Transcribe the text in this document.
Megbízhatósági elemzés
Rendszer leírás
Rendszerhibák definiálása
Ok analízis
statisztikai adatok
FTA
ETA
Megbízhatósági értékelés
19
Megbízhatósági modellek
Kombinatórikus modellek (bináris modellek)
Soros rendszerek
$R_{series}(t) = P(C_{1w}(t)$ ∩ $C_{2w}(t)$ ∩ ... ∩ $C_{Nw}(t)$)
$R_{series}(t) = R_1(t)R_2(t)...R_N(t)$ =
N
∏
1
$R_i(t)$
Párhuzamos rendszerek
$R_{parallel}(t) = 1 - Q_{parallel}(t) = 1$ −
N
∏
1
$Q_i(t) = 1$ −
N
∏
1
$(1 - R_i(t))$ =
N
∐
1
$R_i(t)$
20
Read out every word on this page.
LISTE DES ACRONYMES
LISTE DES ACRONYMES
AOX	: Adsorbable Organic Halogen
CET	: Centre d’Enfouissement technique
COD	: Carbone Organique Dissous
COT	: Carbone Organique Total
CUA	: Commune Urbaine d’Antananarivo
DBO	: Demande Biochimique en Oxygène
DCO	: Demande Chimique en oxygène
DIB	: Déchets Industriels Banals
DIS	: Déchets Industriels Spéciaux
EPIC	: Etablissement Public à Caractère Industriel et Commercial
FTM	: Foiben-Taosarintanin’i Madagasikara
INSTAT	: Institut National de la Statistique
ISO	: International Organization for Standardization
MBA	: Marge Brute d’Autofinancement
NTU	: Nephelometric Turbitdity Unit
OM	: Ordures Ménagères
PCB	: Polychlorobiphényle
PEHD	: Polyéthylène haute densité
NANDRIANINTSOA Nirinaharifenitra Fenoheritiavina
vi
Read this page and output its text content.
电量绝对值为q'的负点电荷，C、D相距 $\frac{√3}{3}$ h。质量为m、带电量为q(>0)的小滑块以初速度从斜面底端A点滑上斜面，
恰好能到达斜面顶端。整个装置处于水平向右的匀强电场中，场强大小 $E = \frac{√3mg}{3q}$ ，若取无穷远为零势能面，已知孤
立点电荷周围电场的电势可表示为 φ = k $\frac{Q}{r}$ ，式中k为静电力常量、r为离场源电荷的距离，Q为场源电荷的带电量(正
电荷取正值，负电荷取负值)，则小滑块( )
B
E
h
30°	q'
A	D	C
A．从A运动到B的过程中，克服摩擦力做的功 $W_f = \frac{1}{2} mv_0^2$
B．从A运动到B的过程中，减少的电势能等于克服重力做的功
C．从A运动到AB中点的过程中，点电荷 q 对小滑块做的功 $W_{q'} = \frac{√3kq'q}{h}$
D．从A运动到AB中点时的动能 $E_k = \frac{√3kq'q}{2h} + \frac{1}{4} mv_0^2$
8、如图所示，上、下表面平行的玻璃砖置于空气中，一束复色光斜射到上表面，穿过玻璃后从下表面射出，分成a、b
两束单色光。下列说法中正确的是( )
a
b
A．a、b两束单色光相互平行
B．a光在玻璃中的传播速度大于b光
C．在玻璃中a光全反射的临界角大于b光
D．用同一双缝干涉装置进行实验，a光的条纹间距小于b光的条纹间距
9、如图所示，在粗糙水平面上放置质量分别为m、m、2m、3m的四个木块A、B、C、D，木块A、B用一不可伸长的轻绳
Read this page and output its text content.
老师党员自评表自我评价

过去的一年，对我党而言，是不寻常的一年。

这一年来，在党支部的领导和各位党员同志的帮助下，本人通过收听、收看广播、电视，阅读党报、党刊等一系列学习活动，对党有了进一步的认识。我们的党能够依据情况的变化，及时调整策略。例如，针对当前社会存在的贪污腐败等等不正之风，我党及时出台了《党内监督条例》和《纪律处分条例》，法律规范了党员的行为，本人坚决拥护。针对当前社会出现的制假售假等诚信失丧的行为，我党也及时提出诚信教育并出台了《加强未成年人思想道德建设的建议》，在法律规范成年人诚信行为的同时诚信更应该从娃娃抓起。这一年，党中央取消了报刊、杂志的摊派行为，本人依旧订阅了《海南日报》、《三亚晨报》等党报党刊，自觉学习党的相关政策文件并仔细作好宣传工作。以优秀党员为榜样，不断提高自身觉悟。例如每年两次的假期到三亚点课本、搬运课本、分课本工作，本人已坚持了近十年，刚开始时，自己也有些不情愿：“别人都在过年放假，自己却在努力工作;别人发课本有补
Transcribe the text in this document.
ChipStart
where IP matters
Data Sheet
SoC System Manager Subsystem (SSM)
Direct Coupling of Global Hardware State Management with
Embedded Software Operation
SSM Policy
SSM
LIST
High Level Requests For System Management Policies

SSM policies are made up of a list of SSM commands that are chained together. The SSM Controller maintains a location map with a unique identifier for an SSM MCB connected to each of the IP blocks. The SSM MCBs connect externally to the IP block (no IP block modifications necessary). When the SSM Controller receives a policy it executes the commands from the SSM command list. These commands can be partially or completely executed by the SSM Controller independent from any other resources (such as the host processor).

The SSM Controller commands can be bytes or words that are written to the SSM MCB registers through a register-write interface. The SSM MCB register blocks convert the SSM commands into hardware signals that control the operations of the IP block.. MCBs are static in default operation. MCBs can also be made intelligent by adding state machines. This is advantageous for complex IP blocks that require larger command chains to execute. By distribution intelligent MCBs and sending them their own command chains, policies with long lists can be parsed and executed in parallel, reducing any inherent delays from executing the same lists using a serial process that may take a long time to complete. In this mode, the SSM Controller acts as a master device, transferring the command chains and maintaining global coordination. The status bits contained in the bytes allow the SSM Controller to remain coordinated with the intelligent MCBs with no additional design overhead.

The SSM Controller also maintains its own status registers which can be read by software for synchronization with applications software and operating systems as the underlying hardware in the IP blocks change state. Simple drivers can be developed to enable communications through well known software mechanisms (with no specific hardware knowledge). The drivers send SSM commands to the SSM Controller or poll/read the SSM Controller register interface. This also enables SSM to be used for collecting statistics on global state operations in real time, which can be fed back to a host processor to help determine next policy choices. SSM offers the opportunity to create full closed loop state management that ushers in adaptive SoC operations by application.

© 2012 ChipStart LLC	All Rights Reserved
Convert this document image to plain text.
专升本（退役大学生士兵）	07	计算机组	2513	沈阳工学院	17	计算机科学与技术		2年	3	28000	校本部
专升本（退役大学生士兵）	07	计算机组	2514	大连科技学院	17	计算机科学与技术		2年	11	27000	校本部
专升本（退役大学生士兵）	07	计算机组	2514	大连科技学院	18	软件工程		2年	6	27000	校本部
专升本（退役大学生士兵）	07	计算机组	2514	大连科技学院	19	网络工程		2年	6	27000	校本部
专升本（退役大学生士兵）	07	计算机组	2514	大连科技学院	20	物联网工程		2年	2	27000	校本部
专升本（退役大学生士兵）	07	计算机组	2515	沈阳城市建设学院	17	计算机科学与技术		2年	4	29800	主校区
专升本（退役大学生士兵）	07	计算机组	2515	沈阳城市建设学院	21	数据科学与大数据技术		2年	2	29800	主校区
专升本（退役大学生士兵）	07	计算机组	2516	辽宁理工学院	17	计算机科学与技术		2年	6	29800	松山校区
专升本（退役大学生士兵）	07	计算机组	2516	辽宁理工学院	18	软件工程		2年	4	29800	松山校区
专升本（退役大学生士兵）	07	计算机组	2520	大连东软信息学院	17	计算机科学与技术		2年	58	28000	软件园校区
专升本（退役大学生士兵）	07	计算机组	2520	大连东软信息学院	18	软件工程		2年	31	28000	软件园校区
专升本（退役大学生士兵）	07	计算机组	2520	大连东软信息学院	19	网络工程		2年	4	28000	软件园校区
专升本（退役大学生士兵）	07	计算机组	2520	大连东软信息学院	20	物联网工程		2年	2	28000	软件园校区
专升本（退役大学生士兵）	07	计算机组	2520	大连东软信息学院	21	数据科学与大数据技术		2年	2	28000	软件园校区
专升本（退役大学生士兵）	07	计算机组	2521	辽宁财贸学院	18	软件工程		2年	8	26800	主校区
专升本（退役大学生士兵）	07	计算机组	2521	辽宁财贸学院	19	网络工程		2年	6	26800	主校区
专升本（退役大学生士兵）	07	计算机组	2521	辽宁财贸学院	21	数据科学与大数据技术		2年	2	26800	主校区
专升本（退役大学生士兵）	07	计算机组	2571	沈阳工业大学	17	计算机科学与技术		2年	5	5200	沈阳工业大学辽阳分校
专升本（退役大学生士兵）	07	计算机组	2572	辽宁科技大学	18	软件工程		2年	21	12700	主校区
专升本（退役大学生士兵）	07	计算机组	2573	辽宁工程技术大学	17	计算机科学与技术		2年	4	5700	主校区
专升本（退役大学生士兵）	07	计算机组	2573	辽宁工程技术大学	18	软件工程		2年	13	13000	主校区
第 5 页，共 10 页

======

> [What to work on] Check every line of the material for the string "Déchets" and give the number of lines that have it, without anything else.

> [Answer to this exercise] 2